LISTED ENTRIES
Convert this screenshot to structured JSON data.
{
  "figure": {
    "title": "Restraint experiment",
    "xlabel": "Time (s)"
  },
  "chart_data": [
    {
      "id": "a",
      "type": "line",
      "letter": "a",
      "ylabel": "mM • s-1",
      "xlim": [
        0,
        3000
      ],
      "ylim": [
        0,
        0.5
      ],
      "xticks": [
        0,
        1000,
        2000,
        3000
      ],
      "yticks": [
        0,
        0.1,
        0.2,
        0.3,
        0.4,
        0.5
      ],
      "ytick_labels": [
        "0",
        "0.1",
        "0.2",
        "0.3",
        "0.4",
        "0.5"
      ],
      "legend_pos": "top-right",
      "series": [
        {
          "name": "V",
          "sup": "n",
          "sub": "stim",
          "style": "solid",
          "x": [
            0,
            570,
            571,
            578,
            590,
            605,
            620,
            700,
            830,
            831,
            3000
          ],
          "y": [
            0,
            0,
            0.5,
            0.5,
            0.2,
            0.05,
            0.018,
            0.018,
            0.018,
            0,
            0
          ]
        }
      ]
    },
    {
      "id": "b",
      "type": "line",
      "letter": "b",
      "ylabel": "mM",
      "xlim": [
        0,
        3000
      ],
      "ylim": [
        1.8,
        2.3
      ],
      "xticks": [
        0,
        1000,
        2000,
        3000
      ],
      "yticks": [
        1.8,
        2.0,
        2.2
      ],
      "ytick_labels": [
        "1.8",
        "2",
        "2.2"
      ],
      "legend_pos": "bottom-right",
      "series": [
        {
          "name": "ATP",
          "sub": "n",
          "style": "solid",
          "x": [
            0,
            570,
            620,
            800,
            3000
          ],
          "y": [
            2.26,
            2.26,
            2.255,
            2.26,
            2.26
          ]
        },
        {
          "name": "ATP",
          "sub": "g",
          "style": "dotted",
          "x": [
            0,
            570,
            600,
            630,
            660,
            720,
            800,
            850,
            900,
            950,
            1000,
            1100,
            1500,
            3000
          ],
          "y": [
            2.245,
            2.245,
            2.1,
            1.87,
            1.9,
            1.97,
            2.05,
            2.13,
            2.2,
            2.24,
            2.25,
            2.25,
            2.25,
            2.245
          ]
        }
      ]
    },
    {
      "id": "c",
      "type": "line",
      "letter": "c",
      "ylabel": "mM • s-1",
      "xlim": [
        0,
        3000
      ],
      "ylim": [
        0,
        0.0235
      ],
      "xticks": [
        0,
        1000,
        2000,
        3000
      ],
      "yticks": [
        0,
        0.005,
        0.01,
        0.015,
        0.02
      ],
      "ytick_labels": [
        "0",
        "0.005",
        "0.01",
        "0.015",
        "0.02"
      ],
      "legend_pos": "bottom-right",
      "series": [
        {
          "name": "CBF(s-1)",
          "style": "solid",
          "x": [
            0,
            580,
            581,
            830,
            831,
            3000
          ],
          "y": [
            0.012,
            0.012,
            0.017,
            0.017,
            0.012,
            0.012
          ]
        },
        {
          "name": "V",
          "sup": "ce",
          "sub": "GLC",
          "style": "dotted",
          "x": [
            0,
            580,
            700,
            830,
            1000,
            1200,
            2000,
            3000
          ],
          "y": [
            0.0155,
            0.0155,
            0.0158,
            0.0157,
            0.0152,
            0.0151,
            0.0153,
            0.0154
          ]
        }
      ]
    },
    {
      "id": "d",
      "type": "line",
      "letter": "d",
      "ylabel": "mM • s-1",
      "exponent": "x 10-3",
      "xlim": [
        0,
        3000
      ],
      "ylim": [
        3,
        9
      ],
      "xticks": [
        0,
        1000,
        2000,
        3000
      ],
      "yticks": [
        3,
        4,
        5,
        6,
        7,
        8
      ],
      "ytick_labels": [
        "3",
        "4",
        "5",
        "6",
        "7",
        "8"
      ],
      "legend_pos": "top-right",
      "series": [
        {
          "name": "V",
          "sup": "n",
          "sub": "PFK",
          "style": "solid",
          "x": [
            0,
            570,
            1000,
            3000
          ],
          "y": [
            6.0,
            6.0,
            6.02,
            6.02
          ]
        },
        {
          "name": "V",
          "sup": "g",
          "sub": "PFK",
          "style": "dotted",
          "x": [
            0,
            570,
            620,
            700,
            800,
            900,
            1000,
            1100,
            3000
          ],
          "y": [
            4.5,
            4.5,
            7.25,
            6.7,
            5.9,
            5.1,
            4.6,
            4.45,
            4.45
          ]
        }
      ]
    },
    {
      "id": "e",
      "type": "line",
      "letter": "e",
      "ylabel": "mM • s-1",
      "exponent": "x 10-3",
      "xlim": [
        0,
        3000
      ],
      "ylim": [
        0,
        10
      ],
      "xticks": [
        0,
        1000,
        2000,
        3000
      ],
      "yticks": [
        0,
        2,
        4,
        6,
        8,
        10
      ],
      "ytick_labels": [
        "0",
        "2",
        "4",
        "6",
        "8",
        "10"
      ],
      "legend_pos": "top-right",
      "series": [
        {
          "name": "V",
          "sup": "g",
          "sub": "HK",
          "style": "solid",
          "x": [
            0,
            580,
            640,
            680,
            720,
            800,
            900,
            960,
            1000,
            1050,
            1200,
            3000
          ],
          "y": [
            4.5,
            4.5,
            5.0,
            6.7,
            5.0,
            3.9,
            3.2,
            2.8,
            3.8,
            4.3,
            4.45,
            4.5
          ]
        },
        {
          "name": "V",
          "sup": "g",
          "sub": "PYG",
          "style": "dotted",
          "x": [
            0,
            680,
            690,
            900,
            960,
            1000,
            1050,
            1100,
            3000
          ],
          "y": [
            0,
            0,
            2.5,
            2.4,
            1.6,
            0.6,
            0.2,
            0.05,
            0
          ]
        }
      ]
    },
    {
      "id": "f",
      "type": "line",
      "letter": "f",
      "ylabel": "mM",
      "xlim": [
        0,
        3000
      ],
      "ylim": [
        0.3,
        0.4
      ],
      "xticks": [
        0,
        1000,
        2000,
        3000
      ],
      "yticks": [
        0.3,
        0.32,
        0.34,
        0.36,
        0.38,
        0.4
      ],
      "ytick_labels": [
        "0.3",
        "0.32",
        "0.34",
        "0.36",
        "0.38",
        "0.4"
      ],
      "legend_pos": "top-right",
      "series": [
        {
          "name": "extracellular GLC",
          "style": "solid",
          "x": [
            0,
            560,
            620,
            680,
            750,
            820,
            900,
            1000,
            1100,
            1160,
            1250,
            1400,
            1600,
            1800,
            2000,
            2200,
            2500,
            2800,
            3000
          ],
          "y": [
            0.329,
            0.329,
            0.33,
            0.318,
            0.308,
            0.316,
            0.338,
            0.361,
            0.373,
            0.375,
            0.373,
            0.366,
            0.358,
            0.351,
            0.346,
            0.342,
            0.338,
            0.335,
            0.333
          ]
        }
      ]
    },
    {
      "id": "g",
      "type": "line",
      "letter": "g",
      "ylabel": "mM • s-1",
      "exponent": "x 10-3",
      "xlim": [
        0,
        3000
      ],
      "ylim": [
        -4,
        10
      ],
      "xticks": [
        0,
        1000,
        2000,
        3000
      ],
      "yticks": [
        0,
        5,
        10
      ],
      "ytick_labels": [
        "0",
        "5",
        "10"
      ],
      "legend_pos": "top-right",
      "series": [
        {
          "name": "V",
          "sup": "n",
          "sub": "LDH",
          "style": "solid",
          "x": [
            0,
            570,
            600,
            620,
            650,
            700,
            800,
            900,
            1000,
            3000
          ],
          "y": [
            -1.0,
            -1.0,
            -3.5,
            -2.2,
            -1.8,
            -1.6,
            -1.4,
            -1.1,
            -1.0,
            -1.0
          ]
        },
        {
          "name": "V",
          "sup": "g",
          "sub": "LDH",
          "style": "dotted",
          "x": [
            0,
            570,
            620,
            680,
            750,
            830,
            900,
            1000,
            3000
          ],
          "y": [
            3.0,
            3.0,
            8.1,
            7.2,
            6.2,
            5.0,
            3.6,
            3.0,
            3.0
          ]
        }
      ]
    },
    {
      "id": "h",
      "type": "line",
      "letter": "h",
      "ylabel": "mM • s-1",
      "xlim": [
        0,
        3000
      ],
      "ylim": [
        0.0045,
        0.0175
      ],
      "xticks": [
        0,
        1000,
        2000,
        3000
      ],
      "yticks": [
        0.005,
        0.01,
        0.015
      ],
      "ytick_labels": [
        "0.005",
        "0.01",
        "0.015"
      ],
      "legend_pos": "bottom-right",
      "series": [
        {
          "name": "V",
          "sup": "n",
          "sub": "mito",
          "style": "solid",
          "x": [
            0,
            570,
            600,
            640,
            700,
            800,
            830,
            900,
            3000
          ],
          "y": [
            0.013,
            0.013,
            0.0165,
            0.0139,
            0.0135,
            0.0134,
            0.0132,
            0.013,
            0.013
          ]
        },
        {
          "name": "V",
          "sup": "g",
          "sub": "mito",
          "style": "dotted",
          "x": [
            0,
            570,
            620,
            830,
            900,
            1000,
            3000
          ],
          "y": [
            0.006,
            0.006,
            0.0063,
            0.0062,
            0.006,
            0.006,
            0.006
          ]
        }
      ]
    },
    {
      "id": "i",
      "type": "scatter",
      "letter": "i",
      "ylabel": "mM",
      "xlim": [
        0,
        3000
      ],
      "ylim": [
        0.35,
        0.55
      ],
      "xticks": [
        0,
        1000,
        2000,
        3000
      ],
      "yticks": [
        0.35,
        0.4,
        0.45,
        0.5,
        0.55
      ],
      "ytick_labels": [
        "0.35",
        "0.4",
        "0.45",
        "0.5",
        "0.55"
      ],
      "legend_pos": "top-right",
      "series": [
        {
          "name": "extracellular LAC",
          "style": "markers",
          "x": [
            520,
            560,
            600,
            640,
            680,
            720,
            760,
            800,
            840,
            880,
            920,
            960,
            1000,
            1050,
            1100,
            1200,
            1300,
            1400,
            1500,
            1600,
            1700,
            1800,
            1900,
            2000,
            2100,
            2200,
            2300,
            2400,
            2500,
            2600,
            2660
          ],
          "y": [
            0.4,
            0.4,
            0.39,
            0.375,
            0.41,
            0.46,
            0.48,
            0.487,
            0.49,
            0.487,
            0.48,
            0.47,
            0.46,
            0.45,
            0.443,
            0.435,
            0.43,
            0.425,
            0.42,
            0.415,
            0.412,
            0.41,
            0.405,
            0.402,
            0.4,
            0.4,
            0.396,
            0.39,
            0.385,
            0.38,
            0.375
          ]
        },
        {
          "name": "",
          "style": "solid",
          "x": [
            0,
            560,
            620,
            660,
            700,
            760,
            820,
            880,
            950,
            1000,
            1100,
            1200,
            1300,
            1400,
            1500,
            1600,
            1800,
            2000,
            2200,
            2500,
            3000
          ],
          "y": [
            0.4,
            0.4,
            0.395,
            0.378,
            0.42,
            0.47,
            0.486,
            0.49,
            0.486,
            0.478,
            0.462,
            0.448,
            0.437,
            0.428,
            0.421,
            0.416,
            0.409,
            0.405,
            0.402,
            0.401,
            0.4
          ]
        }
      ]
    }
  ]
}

YOUR TASK
Locate the lines above that hold the word "letter". Show every one of them.

EXPECTED OUTPUT
      "letter": "a",
      "letter": "b",
      "letter": "c",
      "letter": "d",
      "letter": "e",
      "letter": "f",
      "letter": "g",
      "letter": "h",
      "letter": "i",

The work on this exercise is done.